WHAT YOU WILL DO :: Copy every entry word for word, but skip the pictures.

Data tied to figure images

╔══

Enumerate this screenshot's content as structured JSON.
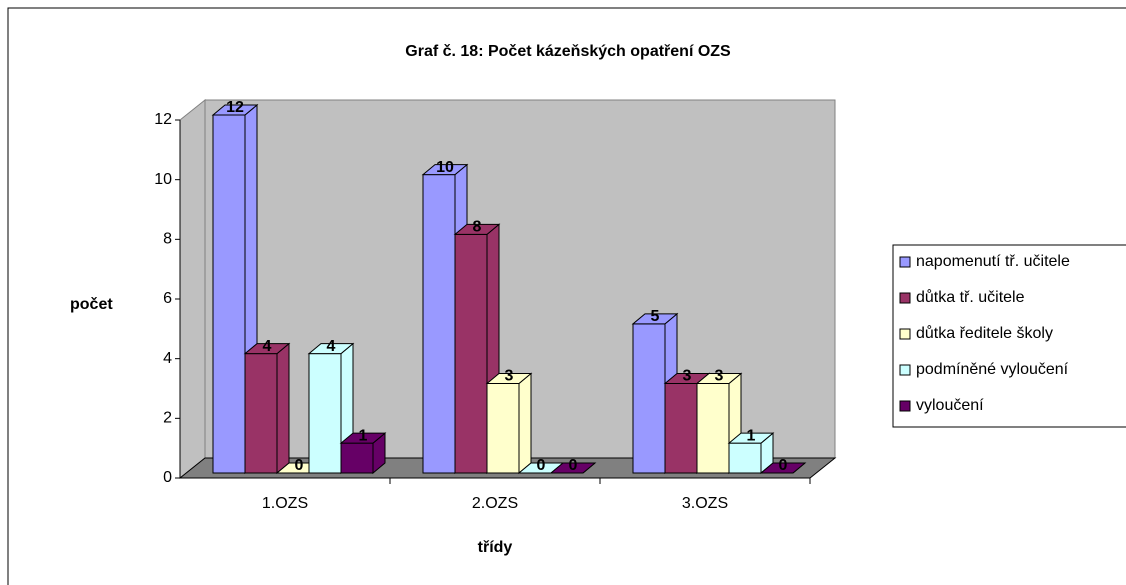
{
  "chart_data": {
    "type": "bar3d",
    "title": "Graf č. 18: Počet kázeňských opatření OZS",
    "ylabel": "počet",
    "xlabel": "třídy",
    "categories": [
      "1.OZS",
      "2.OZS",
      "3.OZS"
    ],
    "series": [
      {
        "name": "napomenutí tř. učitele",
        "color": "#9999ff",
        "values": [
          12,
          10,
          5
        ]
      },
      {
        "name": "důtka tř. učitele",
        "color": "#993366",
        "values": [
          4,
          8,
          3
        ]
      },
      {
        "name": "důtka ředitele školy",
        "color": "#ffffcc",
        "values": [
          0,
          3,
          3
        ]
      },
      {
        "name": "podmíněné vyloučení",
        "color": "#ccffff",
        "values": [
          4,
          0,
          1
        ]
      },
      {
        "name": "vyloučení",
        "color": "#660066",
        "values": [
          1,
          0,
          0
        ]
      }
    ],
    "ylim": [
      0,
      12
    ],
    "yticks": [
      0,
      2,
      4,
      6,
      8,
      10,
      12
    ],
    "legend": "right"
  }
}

╚══

RESPONSE TO THE EXERCISE ::
Enumerate this screenshot's content as structured JSON.
{
  "chart_data": {
    "type": "bar3d",
    "title": "Graf č. 18: Počet kázeňských opatření OZS",
    "ylabel": "počet",
    "xlabel": "třídy",
    "categories": [
      "1.OZS",
      "2.OZS",
      "3.OZS"
    ],
    "series": [
      {
        "name": "napomenutí tř. učitele",
        "color": "#9999ff",
        "values": [
          12,
          10,
          5
        ]
      },
      {
        "name": "důtka tř. učitele",
        "color": "#993366",
        "values": [
          4,
          8,
          3
        ]
      },
      {
        "name": "důtka ředitele školy",
        "color": "#ffffcc",
        "values": [
          0,
          3,
          3
        ]
      },
      {
        "name": "podmíněné vyloučení",
        "color": "#ccffff",
        "values": [
          4,
          0,
          1
        ]
      },
      {
        "name": "vyloučení",
        "color": "#660066",
        "values": [
          1,
          0,
          0
        ]
      }
    ],
    "ylim": [
      0,
      12
    ],
    "yticks": [
      0,
      2,
      4,
      6,
      8,
      10,
      12
    ],
    "legend": "right"
  }
}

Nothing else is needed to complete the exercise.